Excerpts from a layout annotation set ::
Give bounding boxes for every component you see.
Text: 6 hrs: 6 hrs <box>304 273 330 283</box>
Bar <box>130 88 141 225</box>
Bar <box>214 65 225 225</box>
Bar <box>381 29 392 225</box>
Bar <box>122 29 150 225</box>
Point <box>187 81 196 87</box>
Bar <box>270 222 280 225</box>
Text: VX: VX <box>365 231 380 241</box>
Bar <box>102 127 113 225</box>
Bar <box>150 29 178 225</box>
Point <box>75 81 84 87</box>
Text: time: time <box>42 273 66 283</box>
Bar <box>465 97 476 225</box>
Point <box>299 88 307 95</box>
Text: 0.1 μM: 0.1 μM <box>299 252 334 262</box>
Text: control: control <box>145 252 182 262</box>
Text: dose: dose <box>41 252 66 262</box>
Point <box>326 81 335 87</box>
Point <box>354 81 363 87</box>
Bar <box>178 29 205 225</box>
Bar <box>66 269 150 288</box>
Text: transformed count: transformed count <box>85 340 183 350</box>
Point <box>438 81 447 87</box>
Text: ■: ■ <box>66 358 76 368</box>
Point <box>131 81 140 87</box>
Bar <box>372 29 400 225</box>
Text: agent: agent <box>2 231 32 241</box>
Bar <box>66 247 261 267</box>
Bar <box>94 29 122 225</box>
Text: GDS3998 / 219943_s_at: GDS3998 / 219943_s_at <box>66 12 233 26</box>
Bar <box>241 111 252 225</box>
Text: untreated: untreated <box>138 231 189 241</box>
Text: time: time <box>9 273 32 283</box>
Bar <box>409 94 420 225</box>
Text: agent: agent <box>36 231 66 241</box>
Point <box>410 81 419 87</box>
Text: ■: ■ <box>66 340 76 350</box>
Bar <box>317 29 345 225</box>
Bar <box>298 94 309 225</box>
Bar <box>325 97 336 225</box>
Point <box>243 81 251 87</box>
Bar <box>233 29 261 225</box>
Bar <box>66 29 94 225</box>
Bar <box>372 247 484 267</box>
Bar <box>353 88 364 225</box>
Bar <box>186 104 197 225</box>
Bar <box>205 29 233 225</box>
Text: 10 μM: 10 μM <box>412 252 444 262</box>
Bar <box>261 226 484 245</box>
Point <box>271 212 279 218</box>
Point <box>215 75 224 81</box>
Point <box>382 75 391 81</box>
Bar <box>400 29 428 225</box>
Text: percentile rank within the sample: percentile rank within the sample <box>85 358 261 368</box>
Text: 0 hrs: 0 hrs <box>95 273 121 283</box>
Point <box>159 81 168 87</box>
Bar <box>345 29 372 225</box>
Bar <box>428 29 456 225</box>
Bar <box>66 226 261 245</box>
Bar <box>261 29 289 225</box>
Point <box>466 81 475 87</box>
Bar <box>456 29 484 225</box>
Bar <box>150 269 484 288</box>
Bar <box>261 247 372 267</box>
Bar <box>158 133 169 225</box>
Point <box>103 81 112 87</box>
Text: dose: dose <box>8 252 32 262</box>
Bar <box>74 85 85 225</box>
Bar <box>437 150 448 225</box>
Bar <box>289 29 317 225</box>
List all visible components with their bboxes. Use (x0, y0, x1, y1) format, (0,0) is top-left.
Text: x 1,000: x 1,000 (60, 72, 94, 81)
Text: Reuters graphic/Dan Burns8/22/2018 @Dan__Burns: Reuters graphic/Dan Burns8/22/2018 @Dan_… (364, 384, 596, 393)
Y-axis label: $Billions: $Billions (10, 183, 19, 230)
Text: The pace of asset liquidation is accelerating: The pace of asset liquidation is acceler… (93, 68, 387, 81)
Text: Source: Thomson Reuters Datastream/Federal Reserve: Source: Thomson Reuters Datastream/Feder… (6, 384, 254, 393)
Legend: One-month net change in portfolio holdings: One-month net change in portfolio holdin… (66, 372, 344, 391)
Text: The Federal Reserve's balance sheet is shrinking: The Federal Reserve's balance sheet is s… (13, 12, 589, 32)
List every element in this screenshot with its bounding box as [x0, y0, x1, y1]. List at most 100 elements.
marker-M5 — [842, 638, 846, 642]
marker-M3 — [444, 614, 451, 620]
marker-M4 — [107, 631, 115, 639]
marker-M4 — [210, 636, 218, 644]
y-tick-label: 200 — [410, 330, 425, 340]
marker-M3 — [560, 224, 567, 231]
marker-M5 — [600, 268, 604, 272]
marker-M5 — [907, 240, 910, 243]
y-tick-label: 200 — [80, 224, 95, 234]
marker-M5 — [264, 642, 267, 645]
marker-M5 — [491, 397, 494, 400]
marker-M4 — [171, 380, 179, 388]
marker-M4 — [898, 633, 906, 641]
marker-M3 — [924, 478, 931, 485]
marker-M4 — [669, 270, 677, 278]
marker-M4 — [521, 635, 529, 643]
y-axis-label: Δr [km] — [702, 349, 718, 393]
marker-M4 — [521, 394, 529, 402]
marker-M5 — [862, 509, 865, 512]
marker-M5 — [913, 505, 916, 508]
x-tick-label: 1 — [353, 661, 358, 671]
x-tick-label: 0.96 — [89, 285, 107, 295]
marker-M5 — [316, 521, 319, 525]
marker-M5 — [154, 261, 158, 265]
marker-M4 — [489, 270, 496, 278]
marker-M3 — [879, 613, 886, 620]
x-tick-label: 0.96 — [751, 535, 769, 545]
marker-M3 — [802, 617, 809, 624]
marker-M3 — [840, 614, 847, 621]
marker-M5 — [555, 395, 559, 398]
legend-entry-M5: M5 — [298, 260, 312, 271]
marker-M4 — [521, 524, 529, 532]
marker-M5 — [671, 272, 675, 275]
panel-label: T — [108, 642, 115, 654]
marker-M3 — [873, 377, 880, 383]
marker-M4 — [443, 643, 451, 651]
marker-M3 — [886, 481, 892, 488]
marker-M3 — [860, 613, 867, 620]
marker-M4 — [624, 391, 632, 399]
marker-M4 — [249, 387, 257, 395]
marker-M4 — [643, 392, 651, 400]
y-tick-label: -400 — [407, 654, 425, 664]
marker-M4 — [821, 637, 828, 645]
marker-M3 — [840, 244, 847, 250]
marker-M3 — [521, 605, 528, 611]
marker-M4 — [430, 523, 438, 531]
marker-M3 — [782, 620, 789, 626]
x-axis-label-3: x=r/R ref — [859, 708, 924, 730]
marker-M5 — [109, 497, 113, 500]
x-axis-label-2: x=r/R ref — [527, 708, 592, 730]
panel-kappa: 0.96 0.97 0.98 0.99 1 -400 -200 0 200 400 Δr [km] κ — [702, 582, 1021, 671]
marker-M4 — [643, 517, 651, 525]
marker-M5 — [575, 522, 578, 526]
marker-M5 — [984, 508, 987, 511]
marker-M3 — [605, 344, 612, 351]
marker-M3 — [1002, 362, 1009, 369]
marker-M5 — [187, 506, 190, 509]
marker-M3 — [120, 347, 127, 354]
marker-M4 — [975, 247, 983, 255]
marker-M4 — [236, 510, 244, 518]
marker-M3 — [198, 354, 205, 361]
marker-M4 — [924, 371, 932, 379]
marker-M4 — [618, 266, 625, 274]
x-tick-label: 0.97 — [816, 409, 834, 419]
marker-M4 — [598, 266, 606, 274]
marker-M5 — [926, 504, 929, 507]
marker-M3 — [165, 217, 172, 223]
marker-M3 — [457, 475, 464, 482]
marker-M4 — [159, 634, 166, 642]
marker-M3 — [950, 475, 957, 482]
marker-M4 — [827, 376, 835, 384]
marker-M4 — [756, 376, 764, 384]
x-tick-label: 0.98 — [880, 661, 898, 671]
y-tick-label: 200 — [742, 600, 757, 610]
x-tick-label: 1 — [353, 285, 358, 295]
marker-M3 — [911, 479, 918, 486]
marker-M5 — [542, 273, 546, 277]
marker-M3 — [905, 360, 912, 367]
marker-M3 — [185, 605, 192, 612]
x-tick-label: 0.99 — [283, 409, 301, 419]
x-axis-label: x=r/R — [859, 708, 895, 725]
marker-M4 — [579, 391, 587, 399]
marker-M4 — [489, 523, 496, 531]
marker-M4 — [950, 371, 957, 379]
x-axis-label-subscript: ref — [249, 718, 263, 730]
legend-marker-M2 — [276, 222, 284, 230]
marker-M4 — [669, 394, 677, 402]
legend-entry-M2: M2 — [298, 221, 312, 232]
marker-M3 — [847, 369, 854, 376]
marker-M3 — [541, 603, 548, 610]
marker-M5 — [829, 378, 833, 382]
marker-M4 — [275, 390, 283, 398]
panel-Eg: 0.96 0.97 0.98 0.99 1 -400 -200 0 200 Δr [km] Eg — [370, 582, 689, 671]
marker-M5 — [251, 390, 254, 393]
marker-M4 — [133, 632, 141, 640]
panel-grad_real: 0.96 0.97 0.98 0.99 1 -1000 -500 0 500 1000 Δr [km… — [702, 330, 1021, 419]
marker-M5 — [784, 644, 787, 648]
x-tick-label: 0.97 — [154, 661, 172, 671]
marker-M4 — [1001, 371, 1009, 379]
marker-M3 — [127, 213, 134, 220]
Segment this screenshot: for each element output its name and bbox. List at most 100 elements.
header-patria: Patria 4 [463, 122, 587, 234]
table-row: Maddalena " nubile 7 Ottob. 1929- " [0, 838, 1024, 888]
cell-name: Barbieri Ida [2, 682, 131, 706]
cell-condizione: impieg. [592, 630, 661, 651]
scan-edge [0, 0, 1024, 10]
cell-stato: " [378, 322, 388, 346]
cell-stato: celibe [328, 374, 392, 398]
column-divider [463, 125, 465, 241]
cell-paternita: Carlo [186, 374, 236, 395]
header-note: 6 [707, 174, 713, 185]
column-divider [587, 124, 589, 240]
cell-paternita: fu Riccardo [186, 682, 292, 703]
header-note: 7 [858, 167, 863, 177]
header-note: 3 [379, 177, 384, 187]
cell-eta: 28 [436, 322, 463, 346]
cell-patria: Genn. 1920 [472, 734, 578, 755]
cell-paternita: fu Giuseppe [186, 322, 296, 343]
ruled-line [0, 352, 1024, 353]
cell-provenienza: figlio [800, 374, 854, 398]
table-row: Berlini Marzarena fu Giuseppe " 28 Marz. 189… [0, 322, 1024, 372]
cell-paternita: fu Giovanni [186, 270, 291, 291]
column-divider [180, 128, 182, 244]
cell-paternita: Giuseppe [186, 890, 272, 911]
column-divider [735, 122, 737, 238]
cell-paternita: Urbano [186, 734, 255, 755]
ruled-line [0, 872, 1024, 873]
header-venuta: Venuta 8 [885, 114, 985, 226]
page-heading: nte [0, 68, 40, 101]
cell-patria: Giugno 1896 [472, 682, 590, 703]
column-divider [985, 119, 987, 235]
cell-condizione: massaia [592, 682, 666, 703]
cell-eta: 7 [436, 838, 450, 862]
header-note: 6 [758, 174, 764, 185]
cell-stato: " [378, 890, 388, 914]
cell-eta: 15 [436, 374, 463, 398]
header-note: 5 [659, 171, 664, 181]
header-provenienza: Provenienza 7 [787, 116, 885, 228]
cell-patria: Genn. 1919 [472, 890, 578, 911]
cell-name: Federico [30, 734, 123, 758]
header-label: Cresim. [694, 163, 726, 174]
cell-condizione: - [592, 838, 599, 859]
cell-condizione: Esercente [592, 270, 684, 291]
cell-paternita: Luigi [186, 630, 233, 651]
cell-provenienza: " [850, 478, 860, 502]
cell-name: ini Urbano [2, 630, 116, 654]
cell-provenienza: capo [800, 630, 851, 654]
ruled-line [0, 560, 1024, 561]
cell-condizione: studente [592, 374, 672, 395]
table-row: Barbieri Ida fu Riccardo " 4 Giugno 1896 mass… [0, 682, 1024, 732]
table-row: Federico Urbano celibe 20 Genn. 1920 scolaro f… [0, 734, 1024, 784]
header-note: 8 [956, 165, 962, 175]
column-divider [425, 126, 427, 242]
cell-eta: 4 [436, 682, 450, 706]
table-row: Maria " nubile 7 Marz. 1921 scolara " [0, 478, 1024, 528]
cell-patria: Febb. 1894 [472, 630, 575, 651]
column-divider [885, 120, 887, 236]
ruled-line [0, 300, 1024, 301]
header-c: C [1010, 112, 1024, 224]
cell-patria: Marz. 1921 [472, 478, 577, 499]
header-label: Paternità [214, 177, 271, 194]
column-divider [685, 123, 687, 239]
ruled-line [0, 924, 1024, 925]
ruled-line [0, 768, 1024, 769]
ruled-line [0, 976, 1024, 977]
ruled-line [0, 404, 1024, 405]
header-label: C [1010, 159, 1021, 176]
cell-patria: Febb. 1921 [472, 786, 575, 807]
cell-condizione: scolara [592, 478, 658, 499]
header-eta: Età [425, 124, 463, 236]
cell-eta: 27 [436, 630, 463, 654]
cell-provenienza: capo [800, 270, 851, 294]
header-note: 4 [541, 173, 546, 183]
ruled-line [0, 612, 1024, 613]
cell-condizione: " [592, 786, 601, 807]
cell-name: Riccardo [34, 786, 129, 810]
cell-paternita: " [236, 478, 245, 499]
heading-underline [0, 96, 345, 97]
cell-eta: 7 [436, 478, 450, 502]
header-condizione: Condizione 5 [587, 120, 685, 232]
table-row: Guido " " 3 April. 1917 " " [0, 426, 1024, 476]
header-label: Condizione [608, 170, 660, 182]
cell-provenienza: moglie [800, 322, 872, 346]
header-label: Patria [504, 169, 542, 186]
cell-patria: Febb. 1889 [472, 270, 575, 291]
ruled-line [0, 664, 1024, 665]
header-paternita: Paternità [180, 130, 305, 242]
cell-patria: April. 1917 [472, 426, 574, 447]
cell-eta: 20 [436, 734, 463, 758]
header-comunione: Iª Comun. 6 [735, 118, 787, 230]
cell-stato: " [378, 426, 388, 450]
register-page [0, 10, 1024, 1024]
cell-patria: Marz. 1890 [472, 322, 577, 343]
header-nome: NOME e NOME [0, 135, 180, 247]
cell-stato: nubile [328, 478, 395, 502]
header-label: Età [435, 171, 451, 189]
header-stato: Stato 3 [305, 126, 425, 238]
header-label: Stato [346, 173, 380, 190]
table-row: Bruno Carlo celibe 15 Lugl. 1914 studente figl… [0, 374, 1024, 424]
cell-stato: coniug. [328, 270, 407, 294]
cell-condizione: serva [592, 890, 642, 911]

Short exercise :: Please rewrite the listing from its first line through the line containing "Point <box>75 81 84 87</box>", inclusive, with every "Bar" changed to "Column" and nothing else altered.

Task result ::
Give bounding boxes for every component you see.
Text: 6 hrs: 6 hrs <box>304 273 330 283</box>
Column <box>130 88 141 225</box>
Column <box>214 65 225 225</box>
Column <box>381 29 392 225</box>
Column <box>122 29 150 225</box>
Point <box>187 81 196 87</box>
Column <box>270 222 280 225</box>
Text: VX: VX <box>365 231 380 241</box>
Column <box>102 127 113 225</box>
Column <box>150 29 178 225</box>
Point <box>75 81 84 87</box>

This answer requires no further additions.